WHAT THE TASK REQUIRES — Filter the records below for the word "sahabat". Copy each line that holds it.

GIVEN ENTRIES —
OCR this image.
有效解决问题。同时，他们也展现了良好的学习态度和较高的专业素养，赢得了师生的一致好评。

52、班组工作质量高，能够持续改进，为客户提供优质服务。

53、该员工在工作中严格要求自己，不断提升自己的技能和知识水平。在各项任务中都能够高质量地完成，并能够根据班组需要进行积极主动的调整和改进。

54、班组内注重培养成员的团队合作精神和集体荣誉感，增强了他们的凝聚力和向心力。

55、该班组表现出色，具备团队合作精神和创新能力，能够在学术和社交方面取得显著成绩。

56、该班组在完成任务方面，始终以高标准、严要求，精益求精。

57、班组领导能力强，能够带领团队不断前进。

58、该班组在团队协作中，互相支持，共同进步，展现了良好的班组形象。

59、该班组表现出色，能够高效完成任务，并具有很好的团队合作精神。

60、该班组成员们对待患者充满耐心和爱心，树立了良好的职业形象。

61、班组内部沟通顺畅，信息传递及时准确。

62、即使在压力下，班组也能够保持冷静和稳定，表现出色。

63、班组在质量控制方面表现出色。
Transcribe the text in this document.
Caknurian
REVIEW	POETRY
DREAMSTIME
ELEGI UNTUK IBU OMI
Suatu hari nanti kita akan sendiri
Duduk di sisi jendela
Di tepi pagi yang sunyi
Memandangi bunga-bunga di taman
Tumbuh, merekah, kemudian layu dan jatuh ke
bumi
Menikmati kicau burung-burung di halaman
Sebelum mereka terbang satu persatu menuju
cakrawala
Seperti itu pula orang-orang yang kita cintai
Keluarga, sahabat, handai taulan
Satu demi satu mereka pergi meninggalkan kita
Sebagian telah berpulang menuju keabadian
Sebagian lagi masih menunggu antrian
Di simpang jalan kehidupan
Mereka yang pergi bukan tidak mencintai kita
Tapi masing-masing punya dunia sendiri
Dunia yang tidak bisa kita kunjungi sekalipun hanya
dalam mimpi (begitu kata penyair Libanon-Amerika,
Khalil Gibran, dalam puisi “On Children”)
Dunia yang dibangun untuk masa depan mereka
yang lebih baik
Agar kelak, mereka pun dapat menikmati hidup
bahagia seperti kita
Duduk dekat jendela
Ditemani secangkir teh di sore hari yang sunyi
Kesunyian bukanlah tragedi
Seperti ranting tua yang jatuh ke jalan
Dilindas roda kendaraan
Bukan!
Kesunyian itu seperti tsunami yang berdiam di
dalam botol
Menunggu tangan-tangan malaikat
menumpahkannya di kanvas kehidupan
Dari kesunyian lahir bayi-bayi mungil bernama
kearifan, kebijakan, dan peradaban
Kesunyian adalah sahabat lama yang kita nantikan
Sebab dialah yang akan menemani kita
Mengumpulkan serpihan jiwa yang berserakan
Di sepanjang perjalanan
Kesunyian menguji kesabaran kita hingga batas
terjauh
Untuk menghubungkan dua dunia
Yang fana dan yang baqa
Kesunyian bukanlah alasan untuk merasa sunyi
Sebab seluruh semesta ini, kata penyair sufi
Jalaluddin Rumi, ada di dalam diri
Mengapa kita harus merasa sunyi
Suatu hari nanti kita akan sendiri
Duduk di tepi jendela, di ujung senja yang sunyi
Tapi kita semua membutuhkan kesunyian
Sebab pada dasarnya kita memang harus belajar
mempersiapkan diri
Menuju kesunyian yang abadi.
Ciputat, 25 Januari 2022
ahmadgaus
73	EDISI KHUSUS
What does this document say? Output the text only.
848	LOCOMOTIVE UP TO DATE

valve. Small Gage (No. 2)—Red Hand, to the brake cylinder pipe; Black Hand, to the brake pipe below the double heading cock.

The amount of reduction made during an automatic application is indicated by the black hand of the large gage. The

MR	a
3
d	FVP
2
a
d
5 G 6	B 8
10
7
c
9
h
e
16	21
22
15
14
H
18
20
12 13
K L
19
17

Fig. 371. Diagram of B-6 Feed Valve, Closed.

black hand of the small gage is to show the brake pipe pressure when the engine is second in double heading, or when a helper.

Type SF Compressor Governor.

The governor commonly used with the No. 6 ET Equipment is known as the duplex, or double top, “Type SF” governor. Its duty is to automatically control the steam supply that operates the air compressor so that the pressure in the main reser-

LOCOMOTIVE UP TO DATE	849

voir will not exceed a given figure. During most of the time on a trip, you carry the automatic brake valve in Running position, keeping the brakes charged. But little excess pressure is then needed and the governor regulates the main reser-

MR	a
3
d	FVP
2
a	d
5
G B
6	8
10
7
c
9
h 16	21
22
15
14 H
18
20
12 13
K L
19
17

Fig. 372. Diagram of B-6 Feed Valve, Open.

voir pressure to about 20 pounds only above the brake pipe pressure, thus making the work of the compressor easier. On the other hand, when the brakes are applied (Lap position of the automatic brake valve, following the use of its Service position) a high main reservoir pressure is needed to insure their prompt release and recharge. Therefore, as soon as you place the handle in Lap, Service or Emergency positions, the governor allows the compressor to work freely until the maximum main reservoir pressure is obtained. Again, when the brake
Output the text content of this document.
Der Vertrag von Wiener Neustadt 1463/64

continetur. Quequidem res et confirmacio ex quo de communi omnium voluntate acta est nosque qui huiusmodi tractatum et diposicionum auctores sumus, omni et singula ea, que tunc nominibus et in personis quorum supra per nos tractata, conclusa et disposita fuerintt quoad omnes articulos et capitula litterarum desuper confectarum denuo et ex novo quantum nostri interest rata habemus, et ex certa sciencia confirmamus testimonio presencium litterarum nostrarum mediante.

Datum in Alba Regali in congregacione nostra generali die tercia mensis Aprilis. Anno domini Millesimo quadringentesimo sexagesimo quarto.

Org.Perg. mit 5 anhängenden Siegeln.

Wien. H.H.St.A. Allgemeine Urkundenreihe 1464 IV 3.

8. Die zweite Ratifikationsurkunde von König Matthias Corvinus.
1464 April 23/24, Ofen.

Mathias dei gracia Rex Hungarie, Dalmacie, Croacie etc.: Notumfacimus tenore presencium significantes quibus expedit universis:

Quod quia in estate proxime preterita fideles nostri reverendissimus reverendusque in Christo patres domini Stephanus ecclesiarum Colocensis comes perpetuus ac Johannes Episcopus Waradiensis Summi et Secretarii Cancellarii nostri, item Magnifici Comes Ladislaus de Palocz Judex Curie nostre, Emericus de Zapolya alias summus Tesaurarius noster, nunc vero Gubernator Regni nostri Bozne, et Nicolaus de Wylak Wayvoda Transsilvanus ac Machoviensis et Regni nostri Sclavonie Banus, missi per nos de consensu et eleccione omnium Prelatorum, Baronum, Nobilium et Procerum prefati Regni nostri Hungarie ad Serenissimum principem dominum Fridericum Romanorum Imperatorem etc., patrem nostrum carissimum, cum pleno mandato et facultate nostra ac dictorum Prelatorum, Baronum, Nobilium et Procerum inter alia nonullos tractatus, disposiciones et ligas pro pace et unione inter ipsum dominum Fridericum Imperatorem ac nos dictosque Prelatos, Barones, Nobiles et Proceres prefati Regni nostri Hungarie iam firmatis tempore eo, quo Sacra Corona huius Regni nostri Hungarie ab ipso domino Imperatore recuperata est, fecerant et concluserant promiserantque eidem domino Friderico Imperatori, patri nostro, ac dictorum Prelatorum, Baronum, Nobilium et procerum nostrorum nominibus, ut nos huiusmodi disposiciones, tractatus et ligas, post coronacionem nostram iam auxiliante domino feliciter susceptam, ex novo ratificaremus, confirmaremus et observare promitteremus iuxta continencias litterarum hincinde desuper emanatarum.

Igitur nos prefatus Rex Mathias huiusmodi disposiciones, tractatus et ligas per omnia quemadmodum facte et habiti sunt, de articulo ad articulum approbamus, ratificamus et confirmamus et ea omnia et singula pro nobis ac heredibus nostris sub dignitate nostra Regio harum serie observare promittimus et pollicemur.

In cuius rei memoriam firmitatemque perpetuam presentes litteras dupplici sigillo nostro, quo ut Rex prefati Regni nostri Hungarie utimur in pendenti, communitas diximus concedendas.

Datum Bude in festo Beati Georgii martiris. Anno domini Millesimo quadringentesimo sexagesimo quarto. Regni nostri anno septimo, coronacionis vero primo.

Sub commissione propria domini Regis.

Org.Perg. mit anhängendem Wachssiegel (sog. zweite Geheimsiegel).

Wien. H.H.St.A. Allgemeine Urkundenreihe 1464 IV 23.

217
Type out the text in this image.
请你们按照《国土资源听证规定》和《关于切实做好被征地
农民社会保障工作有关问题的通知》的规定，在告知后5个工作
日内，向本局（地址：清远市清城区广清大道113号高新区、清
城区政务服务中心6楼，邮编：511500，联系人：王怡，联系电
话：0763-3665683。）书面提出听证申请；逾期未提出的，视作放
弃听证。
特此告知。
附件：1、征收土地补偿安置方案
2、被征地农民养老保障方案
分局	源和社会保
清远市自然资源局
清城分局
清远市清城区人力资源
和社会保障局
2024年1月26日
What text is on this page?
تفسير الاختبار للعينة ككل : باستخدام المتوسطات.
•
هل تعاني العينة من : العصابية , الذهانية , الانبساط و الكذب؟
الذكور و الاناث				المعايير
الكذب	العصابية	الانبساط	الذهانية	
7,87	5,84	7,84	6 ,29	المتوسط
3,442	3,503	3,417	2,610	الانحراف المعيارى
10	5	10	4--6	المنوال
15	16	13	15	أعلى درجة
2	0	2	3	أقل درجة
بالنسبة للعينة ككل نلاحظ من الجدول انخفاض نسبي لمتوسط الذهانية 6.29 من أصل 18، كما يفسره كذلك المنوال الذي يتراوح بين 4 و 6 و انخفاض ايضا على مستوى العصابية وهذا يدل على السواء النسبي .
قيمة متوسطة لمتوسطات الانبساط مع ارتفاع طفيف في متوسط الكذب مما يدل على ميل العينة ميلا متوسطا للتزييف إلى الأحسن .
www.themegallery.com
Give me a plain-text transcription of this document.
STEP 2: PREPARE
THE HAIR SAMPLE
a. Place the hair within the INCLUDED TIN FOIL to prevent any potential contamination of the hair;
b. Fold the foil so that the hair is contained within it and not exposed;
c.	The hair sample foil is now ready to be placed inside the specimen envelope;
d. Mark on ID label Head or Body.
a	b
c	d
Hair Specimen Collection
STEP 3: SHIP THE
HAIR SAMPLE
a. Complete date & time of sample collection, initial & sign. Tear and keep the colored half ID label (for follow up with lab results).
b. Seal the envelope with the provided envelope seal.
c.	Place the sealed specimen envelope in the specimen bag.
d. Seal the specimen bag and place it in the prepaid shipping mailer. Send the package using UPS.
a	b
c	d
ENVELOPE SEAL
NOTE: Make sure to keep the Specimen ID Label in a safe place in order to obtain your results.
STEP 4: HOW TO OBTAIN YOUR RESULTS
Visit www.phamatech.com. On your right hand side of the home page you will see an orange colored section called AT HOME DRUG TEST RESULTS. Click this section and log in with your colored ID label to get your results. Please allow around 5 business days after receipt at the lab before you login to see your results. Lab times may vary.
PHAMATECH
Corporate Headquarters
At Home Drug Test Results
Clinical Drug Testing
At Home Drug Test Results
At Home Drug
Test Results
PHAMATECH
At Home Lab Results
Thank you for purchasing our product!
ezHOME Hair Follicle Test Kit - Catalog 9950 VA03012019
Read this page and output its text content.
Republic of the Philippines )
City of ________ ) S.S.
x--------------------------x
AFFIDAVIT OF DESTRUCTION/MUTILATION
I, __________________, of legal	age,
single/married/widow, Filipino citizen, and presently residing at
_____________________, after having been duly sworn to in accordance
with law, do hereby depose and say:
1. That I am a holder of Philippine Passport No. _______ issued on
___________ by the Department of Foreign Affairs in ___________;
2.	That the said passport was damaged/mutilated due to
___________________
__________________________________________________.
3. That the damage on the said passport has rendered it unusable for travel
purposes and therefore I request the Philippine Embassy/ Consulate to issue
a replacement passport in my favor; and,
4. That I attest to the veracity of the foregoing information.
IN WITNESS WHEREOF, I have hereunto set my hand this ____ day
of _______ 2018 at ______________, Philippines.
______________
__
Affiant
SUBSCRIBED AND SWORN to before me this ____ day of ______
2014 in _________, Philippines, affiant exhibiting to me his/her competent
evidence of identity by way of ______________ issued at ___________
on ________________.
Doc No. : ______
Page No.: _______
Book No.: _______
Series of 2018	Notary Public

WORKED ANSWER —
Keluarga, sahabat, handai taulan
Kesunyian adalah sahabat lama yang kita nantikan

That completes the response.